WHAT IS EXPECTED. Repeat the whole listing exactly as written.

MATERIAL.
--
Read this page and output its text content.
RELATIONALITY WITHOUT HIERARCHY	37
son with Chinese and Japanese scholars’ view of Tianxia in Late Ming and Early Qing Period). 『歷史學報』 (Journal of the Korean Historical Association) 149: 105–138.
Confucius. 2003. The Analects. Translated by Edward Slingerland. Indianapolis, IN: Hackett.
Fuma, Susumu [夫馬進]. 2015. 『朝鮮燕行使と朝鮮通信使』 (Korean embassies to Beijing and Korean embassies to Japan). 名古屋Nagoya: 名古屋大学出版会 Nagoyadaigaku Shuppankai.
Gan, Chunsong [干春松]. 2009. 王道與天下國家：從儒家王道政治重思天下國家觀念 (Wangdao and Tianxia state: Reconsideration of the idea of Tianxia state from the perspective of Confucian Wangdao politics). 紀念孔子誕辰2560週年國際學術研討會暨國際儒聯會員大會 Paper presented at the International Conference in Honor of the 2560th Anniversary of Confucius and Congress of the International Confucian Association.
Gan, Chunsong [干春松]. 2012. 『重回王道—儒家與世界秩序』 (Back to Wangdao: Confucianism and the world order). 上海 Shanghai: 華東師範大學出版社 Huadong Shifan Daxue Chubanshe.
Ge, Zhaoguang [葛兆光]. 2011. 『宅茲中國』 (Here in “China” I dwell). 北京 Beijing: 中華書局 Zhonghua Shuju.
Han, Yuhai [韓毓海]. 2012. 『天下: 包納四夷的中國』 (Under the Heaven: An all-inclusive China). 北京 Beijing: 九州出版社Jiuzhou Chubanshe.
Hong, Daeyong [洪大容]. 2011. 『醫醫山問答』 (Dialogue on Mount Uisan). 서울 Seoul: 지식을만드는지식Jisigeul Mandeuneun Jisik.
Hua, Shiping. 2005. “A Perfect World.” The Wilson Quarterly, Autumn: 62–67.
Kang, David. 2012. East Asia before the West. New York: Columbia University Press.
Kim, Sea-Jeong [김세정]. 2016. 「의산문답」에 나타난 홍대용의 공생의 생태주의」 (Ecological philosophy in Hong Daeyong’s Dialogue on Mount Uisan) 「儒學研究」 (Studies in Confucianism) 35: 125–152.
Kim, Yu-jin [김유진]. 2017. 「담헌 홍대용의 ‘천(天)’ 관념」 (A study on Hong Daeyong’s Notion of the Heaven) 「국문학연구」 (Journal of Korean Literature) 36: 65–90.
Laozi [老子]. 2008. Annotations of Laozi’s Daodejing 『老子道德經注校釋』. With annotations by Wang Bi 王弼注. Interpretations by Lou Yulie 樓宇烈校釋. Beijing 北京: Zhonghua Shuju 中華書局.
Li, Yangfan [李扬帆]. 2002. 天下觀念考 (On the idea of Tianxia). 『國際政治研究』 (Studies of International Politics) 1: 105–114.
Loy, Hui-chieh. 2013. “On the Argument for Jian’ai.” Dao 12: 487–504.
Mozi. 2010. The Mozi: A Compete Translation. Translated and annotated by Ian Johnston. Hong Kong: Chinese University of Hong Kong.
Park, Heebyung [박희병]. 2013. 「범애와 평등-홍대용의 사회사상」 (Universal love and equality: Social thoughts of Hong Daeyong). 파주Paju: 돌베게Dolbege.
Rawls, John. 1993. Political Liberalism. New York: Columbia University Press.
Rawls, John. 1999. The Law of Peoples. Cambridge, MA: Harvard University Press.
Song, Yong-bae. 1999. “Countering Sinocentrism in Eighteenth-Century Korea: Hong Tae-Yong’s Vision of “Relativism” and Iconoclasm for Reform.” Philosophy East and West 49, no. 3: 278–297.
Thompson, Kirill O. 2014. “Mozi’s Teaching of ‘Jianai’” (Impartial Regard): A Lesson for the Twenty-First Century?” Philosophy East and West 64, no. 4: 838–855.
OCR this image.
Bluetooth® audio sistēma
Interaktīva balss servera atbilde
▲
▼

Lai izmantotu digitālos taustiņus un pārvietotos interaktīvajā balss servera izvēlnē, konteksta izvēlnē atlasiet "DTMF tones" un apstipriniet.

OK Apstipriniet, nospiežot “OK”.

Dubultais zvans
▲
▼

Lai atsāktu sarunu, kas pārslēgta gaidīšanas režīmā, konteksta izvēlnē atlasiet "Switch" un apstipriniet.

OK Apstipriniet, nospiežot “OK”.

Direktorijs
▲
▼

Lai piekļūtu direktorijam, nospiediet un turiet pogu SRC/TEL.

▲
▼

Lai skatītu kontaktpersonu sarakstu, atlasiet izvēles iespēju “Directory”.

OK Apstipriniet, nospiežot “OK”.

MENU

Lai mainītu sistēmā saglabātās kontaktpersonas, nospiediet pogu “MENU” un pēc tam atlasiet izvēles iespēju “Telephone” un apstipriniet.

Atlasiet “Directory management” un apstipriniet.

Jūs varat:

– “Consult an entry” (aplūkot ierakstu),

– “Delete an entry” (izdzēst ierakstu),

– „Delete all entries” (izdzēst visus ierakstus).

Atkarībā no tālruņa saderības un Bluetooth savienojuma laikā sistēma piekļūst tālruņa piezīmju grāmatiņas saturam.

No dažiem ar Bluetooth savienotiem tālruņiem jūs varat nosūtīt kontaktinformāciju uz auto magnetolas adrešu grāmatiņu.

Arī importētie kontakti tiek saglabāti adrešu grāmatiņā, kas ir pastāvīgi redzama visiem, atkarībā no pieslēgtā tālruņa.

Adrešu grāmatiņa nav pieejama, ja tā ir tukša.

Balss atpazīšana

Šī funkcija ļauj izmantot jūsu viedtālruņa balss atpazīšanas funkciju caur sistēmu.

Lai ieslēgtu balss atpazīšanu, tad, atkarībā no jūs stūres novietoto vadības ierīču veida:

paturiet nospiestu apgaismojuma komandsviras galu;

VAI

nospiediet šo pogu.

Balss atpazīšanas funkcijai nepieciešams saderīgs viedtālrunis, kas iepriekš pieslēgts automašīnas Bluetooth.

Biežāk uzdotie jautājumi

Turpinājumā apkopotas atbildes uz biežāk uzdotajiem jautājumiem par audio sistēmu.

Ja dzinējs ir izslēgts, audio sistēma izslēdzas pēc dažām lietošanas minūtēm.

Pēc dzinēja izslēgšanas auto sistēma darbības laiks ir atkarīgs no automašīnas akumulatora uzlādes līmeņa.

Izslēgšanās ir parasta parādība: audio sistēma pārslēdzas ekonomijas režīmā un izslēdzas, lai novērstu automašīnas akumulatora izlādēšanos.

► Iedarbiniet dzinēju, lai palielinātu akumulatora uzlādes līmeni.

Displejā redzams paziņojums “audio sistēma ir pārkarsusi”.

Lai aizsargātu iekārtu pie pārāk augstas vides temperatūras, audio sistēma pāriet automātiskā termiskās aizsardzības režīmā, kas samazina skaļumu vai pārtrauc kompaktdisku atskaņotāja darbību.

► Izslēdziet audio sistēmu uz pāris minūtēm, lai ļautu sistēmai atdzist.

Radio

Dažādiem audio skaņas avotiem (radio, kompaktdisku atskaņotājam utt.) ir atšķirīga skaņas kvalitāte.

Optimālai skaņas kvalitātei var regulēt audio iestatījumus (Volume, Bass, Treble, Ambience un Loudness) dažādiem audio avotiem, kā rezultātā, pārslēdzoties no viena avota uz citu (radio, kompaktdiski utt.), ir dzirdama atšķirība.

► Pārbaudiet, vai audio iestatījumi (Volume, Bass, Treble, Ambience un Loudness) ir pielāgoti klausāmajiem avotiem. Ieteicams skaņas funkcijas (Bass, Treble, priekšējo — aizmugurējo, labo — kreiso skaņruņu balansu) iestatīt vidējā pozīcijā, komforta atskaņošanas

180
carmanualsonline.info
--
ANSWER TO THE TASK.
Read this page and output its text content.
RELATIONALITY WITHOUT HIERARCHY	37
son with Chinese and Japanese scholars’ view of Tianxia in Late Ming and Early Qing Period). 『歷史學報』 (Journal of the Korean Historical Association) 149: 105–138.
Confucius. 2003. The Analects. Translated by Edward Slingerland. Indianapolis, IN: Hackett.
Fuma, Susumu [夫馬進]. 2015. 『朝鮮燕行使と朝鮮通信使』 (Korean embassies to Beijing and Korean embassies to Japan). 名古屋Nagoya: 名古屋大学出版会 Nagoyadaigaku Shuppankai.
Gan, Chunsong [干春松]. 2009. 王道與天下國家：從儒家王道政治重思天下國家觀念 (Wangdao and Tianxia state: Reconsideration of the idea of Tianxia state from the perspective of Confucian Wangdao politics). 紀念孔子誕辰2560週年國際學術研討會暨國際儒聯會員大會 Paper presented at the International Conference in Honor of the 2560th Anniversary of Confucius and Congress of the International Confucian Association.
Gan, Chunsong [干春松]. 2012. 『重回王道—儒家與世界秩序』 (Back to Wangdao: Confucianism and the world order). 上海 Shanghai: 華東師範大學出版社 Huadong Shifan Daxue Chubanshe.
Ge, Zhaoguang [葛兆光]. 2011. 『宅茲中國』 (Here in “China” I dwell). 北京 Beijing: 中華書局 Zhonghua Shuju.
Han, Yuhai [韓毓海]. 2012. 『天下: 包納四夷的中國』 (Under the Heaven: An all-inclusive China). 北京 Beijing: 九州出版社Jiuzhou Chubanshe.
Hong, Daeyong [洪大容]. 2011. 『醫醫山問答』 (Dialogue on Mount Uisan). 서울 Seoul: 지식을만드는지식Jisigeul Mandeuneun Jisik.
Hua, Shiping. 2005. “A Perfect World.” The Wilson Quarterly, Autumn: 62–67.
Kang, David. 2012. East Asia before the West. New York: Columbia University Press.
Kim, Sea-Jeong [김세정]. 2016. 「의산문답」에 나타난 홍대용의 공생의 생태주의」 (Ecological philosophy in Hong Daeyong’s Dialogue on Mount Uisan) 「儒學研究」 (Studies in Confucianism) 35: 125–152.
Kim, Yu-jin [김유진]. 2017. 「담헌 홍대용의 ‘천(天)’ 관념」 (A study on Hong Daeyong’s Notion of the Heaven) 「국문학연구」 (Journal of Korean Literature) 36: 65–90.
Laozi [老子]. 2008. Annotations of Laozi’s Daodejing 『老子道德經注校釋』. With annotations by Wang Bi 王弼注. Interpretations by Lou Yulie 樓宇烈校釋. Beijing 北京: Zhonghua Shuju 中華書局.
Li, Yangfan [李扬帆]. 2002. 天下觀念考 (On the idea of Tianxia). 『國際政治研究』 (Studies of International Politics) 1: 105–114.
Loy, Hui-chieh. 2013. “On the Argument for Jian’ai.” Dao 12: 487–504.
Mozi. 2010. The Mozi: A Compete Translation. Translated and annotated by Ian Johnston. Hong Kong: Chinese University of Hong Kong.
Park, Heebyung [박희병]. 2013. 「범애와 평등-홍대용의 사회사상」 (Universal love and equality: Social thoughts of Hong Daeyong). 파주Paju: 돌베게Dolbege.
Rawls, John. 1993. Political Liberalism. New York: Columbia University Press.
Rawls, John. 1999. The Law of Peoples. Cambridge, MA: Harvard University Press.
Song, Yong-bae. 1999. “Countering Sinocentrism in Eighteenth-Century Korea: Hong Tae-Yong’s Vision of “Relativism” and Iconoclasm for Reform.” Philosophy East and West 49, no. 3: 278–297.
Thompson, Kirill O. 2014. “Mozi’s Teaching of ‘Jianai’” (Impartial Regard): A Lesson for the Twenty-First Century?” Philosophy East and West 64, no. 4: 838–855.
OCR this image.
Bluetooth® audio sistēma
Interaktīva balss servera atbilde
▲
▼

Lai izmantotu digitālos taustiņus un pārvietotos interaktīvajā balss servera izvēlnē, konteksta izvēlnē atlasiet "DTMF tones" un apstipriniet.

OK Apstipriniet, nospiežot “OK”.

Dubultais zvans
▲
▼

Lai atsāktu sarunu, kas pārslēgta gaidīšanas režīmā, konteksta izvēlnē atlasiet "Switch" un apstipriniet.

OK Apstipriniet, nospiežot “OK”.

Direktorijs
▲
▼

Lai piekļūtu direktorijam, nospiediet un turiet pogu SRC/TEL.

▲
▼

Lai skatītu kontaktpersonu sarakstu, atlasiet izvēles iespēju “Directory”.

OK Apstipriniet, nospiežot “OK”.

MENU

Lai mainītu sistēmā saglabātās kontaktpersonas, nospiediet pogu “MENU” un pēc tam atlasiet izvēles iespēju “Telephone” un apstipriniet.

Atlasiet “Directory management” un apstipriniet.

Jūs varat:

– “Consult an entry” (aplūkot ierakstu),

– “Delete an entry” (izdzēst ierakstu),

– „Delete all entries” (izdzēst visus ierakstus).

Atkarībā no tālruņa saderības un Bluetooth savienojuma laikā sistēma piekļūst tālruņa piezīmju grāmatiņas saturam.

No dažiem ar Bluetooth savienotiem tālruņiem jūs varat nosūtīt kontaktinformāciju uz auto magnetolas adrešu grāmatiņu.

Arī importētie kontakti tiek saglabāti adrešu grāmatiņā, kas ir pastāvīgi redzama visiem, atkarībā no pieslēgtā tālruņa.

Adrešu grāmatiņa nav pieejama, ja tā ir tukša.

Balss atpazīšana

Šī funkcija ļauj izmantot jūsu viedtālruņa balss atpazīšanas funkciju caur sistēmu.

Lai ieslēgtu balss atpazīšanu, tad, atkarībā no jūs stūres novietoto vadības ierīču veida:

paturiet nospiestu apgaismojuma komandsviras galu;

VAI

nospiediet šo pogu.

Balss atpazīšanas funkcijai nepieciešams saderīgs viedtālrunis, kas iepriekš pieslēgts automašīnas Bluetooth.

Biežāk uzdotie jautājumi

Turpinājumā apkopotas atbildes uz biežāk uzdotajiem jautājumiem par audio sistēmu.

Ja dzinējs ir izslēgts, audio sistēma izslēdzas pēc dažām lietošanas minūtēm.

Pēc dzinēja izslēgšanas auto sistēma darbības laiks ir atkarīgs no automašīnas akumulatora uzlādes līmeņa.

Izslēgšanās ir parasta parādība: audio sistēma pārslēdzas ekonomijas režīmā un izslēdzas, lai novērstu automašīnas akumulatora izlādēšanos.

► Iedarbiniet dzinēju, lai palielinātu akumulatora uzlādes līmeni.

Displejā redzams paziņojums “audio sistēma ir pārkarsusi”.

Lai aizsargātu iekārtu pie pārāk augstas vides temperatūras, audio sistēma pāriet automātiskā termiskās aizsardzības režīmā, kas samazina skaļumu vai pārtrauc kompaktdisku atskaņotāja darbību.

► Izslēdziet audio sistēmu uz pāris minūtēm, lai ļautu sistēmai atdzist.

Radio

Dažādiem audio skaņas avotiem (radio, kompaktdisku atskaņotājam utt.) ir atšķirīga skaņas kvalitāte.

Optimālai skaņas kvalitātei var regulēt audio iestatījumus (Volume, Bass, Treble, Ambience un Loudness) dažādiem audio avotiem, kā rezultātā, pārslēdzoties no viena avota uz citu (radio, kompaktdiski utt.), ir dzirdama atšķirība.

► Pārbaudiet, vai audio iestatījumi (Volume, Bass, Treble, Ambience un Loudness) ir pielāgoti klausāmajiem avotiem. Ieteicams skaņas funkcijas (Bass, Treble, priekšējo — aizmugurējo, labo — kreiso skaņruņu balansu) iestatīt vidējā pozīcijā, komforta atskaņošanas

180
carmanualsonline.info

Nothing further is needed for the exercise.